» Task statement: Locate the lines of the listing below that hold "title", then copy each of them.
****************
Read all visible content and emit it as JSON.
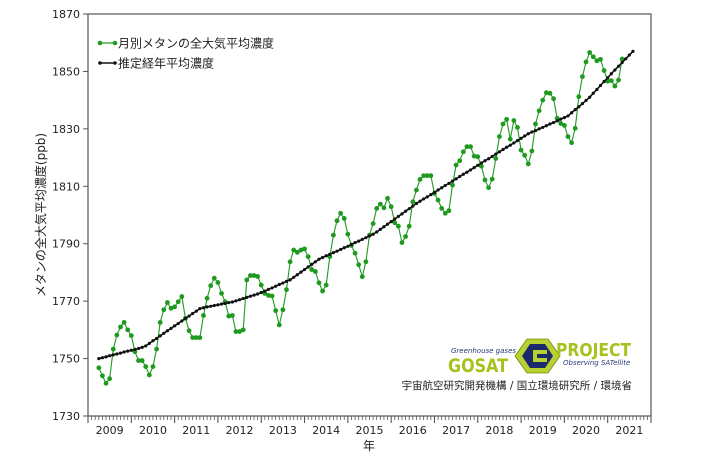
{
  "chart_data": {
    "type": "line",
    "title": "",
    "xlabel": "年",
    "ylabel": "メタンの全大気平均濃度(ppb)",
    "ylim": [
      1730,
      1870
    ],
    "yticks": [
      "1730",
      "1750",
      "1770",
      "1790",
      "1810",
      "1830",
      "1850",
      "1870"
    ],
    "xlim": [
      2009,
      2022
    ],
    "xticks": [
      "2009",
      "2010",
      "2011",
      "2012",
      "2013",
      "2014",
      "2015",
      "2016",
      "2017",
      "2018",
      "2019",
      "2020",
      "2021"
    ],
    "x_start": "2009-04",
    "x_interval": "monthly",
    "grid": false,
    "legend_placement": "top-left",
    "series": [
      {
        "name": "月別メタンの全大気平均濃度",
        "color": "#1e9a1e",
        "marker": "circle",
        "values": [
          1746.8,
          1744.0,
          1741.4,
          1743.0,
          1753.3,
          1758.2,
          1761.0,
          1762.6,
          1760.0,
          1758.0,
          1752.4,
          1749.3,
          1749.3,
          1747.2,
          1744.3,
          1747.2,
          1753.3,
          1762.6,
          1767.0,
          1769.5,
          1767.5,
          1768.0,
          1769.8,
          1771.6,
          1764.0,
          1759.7,
          1757.3,
          1757.3,
          1757.3,
          1765.0,
          1771.0,
          1775.4,
          1778.0,
          1776.5,
          1772.7,
          1769.8,
          1764.8,
          1765.0,
          1759.4,
          1759.4,
          1760.0,
          1777.4,
          1778.9,
          1778.9,
          1778.6,
          1775.6,
          1772.7,
          1772.0,
          1771.8,
          1766.7,
          1761.7,
          1767.0,
          1774.0,
          1783.7,
          1787.8,
          1787.0,
          1787.8,
          1788.2,
          1785.5,
          1781.0,
          1780.3,
          1776.4,
          1773.5,
          1775.6,
          1785.5,
          1793.0,
          1798.0,
          1800.6,
          1798.8,
          1793.3,
          1789.4,
          1786.7,
          1782.7,
          1778.5,
          1783.7,
          1793.0,
          1797.0,
          1802.3,
          1803.8,
          1802.5,
          1805.8,
          1802.9,
          1797.3,
          1796.1,
          1790.4,
          1792.5,
          1796.1,
          1804.6,
          1808.7,
          1812.4,
          1813.7,
          1813.7,
          1813.7,
          1807.5,
          1805.2,
          1802.3,
          1800.6,
          1801.5,
          1810.4,
          1817.4,
          1818.9,
          1822.0,
          1823.8,
          1823.8,
          1820.5,
          1820.3,
          1817.0,
          1812.2,
          1809.5,
          1812.5,
          1819.7,
          1827.3,
          1831.7,
          1833.3,
          1826.4,
          1832.9,
          1830.5,
          1822.6,
          1820.8,
          1817.8,
          1822.3,
          1831.7,
          1836.3,
          1840.0,
          1842.6,
          1842.4,
          1840.5,
          1833.7,
          1831.9,
          1831.2,
          1827.3,
          1825.2,
          1830.2,
          1841.2,
          1848.2,
          1853.3,
          1856.6,
          1855.1,
          1853.7,
          1854.2,
          1850.3,
          1846.6,
          1846.8,
          1844.9,
          1847.0,
          1854.3
        ]
      },
      {
        "name": "推定経年平均濃度",
        "color": "#111111",
        "marker": "diamond",
        "values": [
          1750.0,
          1750.3,
          1750.6,
          1751.0,
          1751.3,
          1751.6,
          1751.9,
          1752.3,
          1752.6,
          1752.9,
          1753.2,
          1753.5,
          1753.9,
          1754.4,
          1755.3,
          1756.2,
          1757.0,
          1757.9,
          1758.8,
          1759.7,
          1760.5,
          1761.4,
          1762.2,
          1763.1,
          1764.0,
          1764.8,
          1765.7,
          1766.5,
          1767.4,
          1767.7,
          1768.0,
          1768.2,
          1768.5,
          1768.7,
          1769.0,
          1769.2,
          1769.5,
          1769.7,
          1770.1,
          1770.5,
          1770.9,
          1771.3,
          1771.7,
          1772.1,
          1772.5,
          1773.0,
          1773.5,
          1774.1,
          1774.6,
          1775.2,
          1775.8,
          1776.3,
          1776.9,
          1777.4,
          1778.3,
          1779.2,
          1780.1,
          1781.0,
          1781.9,
          1782.8,
          1783.7,
          1784.6,
          1785.2,
          1785.8,
          1786.3,
          1786.9,
          1787.4,
          1788.0,
          1788.6,
          1789.1,
          1789.8,
          1790.4,
          1790.9,
          1791.5,
          1792.1,
          1792.7,
          1793.3,
          1794.1,
          1795.0,
          1795.9,
          1796.8,
          1797.7,
          1798.6,
          1799.5,
          1800.4,
          1801.3,
          1802.2,
          1803.1,
          1804.0,
          1804.8,
          1805.6,
          1806.3,
          1807.1,
          1807.9,
          1808.7,
          1809.5,
          1810.3,
          1811.0,
          1811.8,
          1812.6,
          1813.4,
          1814.2,
          1814.9,
          1815.7,
          1816.5,
          1817.3,
          1818.1,
          1818.9,
          1819.6,
          1820.4,
          1821.2,
          1822.0,
          1822.8,
          1823.6,
          1824.3,
          1825.1,
          1825.9,
          1826.7,
          1827.5,
          1828.3,
          1828.9,
          1829.4,
          1830.0,
          1830.5,
          1831.1,
          1831.7,
          1832.2,
          1832.8,
          1833.4,
          1833.9,
          1834.5,
          1835.6,
          1836.7,
          1837.7,
          1838.8,
          1839.9,
          1841.0,
          1842.4,
          1843.7,
          1845.1,
          1846.5,
          1847.8,
          1849.2,
          1850.5,
          1851.8,
          1853.1,
          1854.4,
          1855.7,
          1857.0
        ]
      }
    ]
  },
  "logo": {
    "tagline_left": "Greenhouse gases",
    "name_left": "GOSAT",
    "name_right": "PROJECT",
    "tagline_right": "Observing SATellite",
    "green": "#a6c21e",
    "navy": "#1c2a6b"
  },
  "credits": "宇宙航空研究開発機構 / 国立環境研究所 / 環境省"
}
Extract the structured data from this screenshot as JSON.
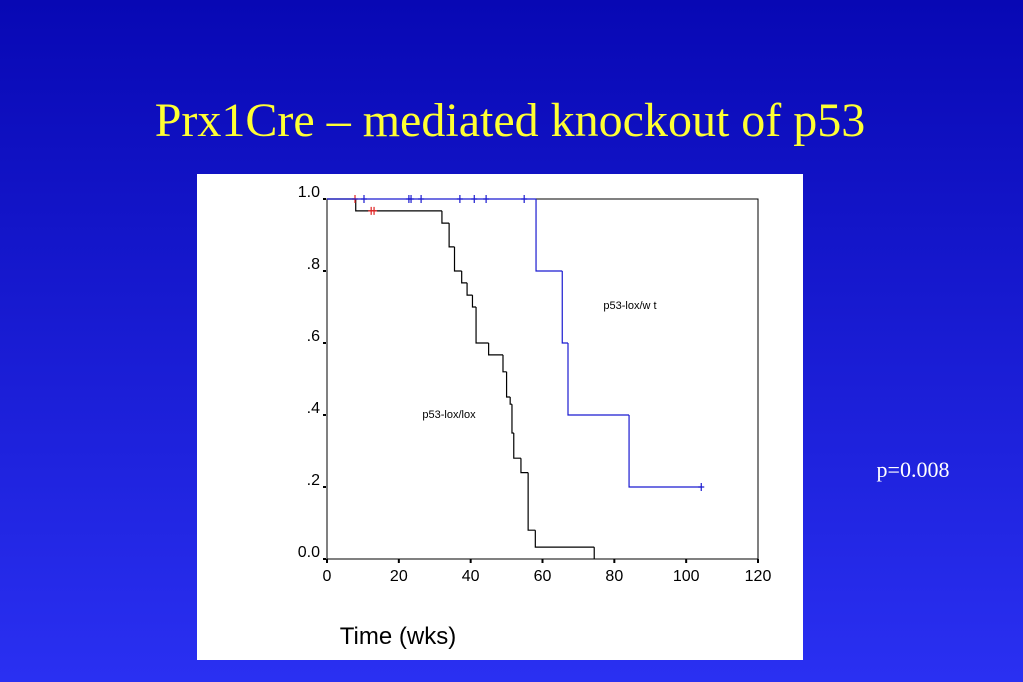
{
  "chart_data": {
    "type": "step",
    "title": "Prx1Cre – mediated knockout of p53",
    "annotation": "p=0.008",
    "x_label": "Time (wks)",
    "xlim": [
      0,
      120
    ],
    "ylim": [
      0,
      1
    ],
    "xticks": [
      0,
      20,
      40,
      60,
      80,
      100,
      120
    ],
    "yticks": [
      {
        "value": 0,
        "label": "0.0"
      },
      {
        "value": 0.2,
        "label": ".2"
      },
      {
        "value": 0.4,
        "label": ".4"
      },
      {
        "value": 0.6,
        "label": ".6"
      },
      {
        "value": 0.8,
        "label": ".8"
      },
      {
        "value": 1,
        "label": "1.0"
      }
    ],
    "series": [
      {
        "name": "p53-lox/lox",
        "color": "#000000",
        "censor_color": "#e02020",
        "x": [
          0,
          8,
          32,
          34,
          35.5,
          37.5,
          39,
          40.5,
          41.5,
          45,
          49,
          50,
          51,
          51.5,
          52,
          54,
          56,
          58,
          74.4
        ],
        "values": [
          1,
          0.967,
          0.933,
          0.867,
          0.8,
          0.767,
          0.733,
          0.7,
          0.6,
          0.567,
          0.52,
          0.45,
          0.43,
          0.35,
          0.28,
          0.24,
          0.08,
          0.033,
          0
        ],
        "censor_x": [
          7.8,
          12.3,
          13.1
        ],
        "censor_values": [
          1,
          0.967,
          0.967
        ]
      },
      {
        "name": "p53-lox/w t",
        "color": "#1a1ad0",
        "censor_color": "#1a1ad0",
        "x": [
          0,
          58.2,
          65.5,
          67.1,
          84.1
        ],
        "values": [
          1,
          0.8,
          0.6,
          0.4,
          0.2
        ],
        "censor_x": [
          10.3,
          22.8,
          23.4,
          26.2,
          37.0,
          41.0,
          44.3,
          54.9,
          104.2
        ],
        "censor_values": [
          1,
          1,
          1,
          1,
          1,
          1,
          1,
          1,
          0.2
        ]
      }
    ]
  }
}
****************
» Exercise output:
    "title": "",
    "title": "Prx1Cre – mediated knockout of p53",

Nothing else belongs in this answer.